Exercise objective: Please determine how many lines of the material include the word "écran", and respond with nothing but that number.

Provided data:
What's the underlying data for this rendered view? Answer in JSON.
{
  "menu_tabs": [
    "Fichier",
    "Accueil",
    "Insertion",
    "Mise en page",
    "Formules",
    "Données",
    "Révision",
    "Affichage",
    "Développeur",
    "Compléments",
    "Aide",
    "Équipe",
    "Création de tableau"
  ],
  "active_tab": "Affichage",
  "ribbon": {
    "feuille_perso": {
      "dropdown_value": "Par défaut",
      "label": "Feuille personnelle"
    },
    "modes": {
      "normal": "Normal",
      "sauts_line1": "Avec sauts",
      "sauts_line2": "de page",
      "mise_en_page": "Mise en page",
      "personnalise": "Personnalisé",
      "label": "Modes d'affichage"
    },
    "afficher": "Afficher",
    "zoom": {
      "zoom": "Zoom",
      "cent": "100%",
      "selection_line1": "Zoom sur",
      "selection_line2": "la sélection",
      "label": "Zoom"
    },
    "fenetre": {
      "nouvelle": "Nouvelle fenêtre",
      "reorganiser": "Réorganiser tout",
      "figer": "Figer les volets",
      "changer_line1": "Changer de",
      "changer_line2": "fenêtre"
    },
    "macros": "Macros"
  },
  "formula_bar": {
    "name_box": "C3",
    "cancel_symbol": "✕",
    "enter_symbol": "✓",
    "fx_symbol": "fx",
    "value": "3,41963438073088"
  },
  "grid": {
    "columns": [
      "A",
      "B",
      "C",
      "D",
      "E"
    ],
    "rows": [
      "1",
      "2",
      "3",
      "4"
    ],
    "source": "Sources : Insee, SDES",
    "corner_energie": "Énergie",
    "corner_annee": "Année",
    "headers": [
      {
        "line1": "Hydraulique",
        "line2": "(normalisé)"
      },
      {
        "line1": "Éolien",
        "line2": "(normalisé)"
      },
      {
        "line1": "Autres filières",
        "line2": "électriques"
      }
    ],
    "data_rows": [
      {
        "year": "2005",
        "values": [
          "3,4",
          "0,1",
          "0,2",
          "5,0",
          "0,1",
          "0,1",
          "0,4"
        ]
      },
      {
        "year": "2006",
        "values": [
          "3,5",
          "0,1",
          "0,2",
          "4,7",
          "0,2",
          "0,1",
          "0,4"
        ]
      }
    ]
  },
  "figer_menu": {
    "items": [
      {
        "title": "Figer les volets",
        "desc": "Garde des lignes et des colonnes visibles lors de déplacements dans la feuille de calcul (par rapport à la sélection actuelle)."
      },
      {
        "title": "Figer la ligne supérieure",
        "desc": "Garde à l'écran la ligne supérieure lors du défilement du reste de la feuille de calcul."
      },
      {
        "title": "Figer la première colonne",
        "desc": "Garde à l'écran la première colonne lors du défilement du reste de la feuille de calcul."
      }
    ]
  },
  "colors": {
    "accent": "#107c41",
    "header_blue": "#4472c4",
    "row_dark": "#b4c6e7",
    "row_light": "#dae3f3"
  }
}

Solution to the problem: 2